→ **What this task involves**
Find each line containing the string "ffffff" and return it.

**** Data to use

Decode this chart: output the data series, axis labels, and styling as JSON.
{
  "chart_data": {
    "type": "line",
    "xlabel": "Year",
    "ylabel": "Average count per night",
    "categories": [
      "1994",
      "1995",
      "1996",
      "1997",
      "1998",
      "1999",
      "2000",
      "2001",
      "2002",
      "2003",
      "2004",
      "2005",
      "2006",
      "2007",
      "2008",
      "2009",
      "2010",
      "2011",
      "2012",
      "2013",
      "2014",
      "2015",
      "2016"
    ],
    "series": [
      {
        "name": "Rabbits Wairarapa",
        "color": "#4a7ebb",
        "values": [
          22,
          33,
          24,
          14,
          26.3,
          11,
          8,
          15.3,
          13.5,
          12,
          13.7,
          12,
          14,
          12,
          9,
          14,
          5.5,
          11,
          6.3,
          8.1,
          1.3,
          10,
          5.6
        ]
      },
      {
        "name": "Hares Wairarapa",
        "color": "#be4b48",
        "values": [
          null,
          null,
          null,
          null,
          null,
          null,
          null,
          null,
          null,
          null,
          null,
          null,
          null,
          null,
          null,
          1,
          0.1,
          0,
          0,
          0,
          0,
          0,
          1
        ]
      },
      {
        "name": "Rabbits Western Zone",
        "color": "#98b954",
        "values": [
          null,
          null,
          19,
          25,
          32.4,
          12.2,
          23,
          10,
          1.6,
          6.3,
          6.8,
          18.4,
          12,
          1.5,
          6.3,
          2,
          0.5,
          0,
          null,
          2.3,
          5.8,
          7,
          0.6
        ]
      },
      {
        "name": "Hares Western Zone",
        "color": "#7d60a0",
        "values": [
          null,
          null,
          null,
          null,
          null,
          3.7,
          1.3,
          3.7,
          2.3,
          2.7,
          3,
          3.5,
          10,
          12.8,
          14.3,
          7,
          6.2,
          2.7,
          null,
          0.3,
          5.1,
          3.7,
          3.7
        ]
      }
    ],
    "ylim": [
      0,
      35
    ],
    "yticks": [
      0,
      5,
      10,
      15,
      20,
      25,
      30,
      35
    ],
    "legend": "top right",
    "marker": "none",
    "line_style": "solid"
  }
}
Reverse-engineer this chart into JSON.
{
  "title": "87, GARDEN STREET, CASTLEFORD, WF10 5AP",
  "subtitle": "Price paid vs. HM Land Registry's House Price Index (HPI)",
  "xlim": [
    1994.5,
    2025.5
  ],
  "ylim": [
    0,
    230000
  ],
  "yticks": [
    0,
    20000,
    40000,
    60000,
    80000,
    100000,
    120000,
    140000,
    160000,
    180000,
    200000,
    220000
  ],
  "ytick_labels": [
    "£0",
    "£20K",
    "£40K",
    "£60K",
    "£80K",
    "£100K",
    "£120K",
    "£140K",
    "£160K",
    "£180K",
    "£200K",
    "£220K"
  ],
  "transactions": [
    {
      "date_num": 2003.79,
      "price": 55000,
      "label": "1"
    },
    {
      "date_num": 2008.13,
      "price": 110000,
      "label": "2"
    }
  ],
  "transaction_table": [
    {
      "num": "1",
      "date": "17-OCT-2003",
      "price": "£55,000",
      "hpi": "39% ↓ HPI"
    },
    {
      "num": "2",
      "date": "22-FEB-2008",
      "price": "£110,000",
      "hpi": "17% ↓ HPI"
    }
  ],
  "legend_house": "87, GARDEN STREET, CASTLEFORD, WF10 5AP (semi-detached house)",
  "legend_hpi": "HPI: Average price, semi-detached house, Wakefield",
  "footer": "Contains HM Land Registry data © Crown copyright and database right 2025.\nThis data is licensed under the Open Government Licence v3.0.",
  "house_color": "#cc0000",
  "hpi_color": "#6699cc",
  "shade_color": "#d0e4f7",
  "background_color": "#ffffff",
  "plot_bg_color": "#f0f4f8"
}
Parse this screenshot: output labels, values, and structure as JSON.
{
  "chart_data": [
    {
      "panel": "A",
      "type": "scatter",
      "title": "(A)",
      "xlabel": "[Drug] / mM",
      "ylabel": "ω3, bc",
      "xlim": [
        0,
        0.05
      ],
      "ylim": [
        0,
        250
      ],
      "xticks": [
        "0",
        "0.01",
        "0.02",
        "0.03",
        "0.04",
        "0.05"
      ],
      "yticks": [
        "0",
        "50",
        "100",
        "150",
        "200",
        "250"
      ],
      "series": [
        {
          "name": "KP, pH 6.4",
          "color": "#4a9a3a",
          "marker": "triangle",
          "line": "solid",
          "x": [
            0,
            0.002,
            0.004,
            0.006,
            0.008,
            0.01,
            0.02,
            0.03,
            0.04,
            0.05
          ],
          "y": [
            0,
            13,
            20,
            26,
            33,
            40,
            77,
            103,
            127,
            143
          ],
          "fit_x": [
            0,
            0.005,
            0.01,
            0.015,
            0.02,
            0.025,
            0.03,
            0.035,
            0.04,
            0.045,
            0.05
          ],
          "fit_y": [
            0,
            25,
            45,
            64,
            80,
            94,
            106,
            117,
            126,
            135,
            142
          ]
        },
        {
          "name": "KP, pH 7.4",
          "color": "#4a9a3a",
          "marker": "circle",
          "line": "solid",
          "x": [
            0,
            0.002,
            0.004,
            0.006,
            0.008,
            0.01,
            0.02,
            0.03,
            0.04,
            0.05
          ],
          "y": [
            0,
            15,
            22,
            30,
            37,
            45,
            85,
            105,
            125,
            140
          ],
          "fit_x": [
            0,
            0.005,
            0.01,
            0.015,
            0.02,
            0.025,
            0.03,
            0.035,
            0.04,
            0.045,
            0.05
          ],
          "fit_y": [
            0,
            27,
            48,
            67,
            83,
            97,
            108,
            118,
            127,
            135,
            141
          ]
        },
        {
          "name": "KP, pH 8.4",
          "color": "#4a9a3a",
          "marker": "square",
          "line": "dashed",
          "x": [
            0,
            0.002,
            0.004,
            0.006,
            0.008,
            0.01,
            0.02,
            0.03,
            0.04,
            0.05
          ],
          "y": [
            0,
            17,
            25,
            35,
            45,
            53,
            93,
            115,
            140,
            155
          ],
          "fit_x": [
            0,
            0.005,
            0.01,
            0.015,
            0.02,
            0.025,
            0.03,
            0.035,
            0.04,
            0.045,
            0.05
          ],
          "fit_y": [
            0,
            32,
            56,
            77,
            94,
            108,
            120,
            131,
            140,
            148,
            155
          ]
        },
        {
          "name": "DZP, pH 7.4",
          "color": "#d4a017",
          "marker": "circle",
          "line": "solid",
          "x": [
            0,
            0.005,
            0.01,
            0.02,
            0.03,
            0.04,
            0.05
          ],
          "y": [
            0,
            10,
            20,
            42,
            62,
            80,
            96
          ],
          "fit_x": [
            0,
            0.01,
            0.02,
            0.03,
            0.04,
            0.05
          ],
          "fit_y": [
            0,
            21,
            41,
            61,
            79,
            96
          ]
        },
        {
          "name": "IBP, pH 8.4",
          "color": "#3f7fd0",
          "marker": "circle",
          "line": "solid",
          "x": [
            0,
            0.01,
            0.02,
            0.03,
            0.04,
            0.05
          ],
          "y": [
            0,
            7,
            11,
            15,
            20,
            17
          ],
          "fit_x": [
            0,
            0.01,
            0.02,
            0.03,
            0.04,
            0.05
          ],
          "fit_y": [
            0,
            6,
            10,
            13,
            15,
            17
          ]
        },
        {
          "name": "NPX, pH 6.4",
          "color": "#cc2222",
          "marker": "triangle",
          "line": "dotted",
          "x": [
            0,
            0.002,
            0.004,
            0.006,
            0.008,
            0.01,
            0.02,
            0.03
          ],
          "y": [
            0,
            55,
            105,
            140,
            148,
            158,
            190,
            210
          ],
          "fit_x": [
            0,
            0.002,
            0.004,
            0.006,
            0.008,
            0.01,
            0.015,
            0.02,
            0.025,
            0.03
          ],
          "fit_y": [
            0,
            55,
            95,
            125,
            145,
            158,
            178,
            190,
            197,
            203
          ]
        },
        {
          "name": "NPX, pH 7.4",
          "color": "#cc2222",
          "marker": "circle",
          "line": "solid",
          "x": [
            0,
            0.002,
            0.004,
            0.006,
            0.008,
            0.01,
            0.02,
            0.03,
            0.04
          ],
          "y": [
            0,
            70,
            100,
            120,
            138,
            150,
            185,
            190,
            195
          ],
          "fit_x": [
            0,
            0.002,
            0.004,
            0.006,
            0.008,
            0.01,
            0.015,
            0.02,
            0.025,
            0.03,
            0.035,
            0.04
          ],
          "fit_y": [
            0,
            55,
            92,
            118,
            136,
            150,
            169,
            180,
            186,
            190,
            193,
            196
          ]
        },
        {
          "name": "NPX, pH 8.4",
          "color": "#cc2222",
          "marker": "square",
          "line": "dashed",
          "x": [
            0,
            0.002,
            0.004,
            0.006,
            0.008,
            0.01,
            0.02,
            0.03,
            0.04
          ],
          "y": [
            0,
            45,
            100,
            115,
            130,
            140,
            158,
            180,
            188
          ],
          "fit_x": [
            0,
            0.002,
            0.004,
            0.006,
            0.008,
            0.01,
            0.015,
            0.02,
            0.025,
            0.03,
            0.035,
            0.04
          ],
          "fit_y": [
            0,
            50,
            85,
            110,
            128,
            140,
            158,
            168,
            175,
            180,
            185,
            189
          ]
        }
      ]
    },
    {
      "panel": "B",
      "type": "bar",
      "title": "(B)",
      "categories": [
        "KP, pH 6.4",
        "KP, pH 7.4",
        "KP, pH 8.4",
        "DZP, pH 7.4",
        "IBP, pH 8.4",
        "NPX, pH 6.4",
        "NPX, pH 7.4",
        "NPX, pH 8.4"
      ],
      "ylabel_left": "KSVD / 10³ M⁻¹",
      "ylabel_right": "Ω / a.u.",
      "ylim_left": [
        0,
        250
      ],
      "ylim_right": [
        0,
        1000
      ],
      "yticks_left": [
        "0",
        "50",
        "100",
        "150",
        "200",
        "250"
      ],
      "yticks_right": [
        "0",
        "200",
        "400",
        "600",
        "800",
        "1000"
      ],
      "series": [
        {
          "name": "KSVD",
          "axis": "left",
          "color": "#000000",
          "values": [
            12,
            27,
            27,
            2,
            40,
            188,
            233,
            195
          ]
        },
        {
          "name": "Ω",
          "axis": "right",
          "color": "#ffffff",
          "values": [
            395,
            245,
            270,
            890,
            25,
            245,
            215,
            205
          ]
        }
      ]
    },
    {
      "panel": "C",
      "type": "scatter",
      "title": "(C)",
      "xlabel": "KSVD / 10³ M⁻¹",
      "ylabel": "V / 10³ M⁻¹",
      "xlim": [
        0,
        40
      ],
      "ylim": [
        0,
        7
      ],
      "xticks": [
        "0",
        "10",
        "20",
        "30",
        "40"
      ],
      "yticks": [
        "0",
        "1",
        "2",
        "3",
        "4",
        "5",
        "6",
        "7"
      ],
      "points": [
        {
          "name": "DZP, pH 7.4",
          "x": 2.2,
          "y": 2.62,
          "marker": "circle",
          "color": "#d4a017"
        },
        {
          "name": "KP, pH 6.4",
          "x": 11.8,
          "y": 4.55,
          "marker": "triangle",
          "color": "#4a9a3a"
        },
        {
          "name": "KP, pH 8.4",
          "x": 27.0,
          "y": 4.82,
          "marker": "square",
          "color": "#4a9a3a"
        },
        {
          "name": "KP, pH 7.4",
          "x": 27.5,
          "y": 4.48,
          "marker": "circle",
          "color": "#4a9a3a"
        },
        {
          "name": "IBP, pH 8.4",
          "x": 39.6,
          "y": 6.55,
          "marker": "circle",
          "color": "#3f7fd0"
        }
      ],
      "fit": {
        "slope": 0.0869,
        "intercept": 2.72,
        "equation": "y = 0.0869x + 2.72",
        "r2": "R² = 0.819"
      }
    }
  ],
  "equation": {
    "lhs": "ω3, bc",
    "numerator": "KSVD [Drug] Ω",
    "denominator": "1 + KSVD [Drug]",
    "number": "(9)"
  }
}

********

→ **Full response**
  "background_color": "#ffffff",
          "color": "#ffffff",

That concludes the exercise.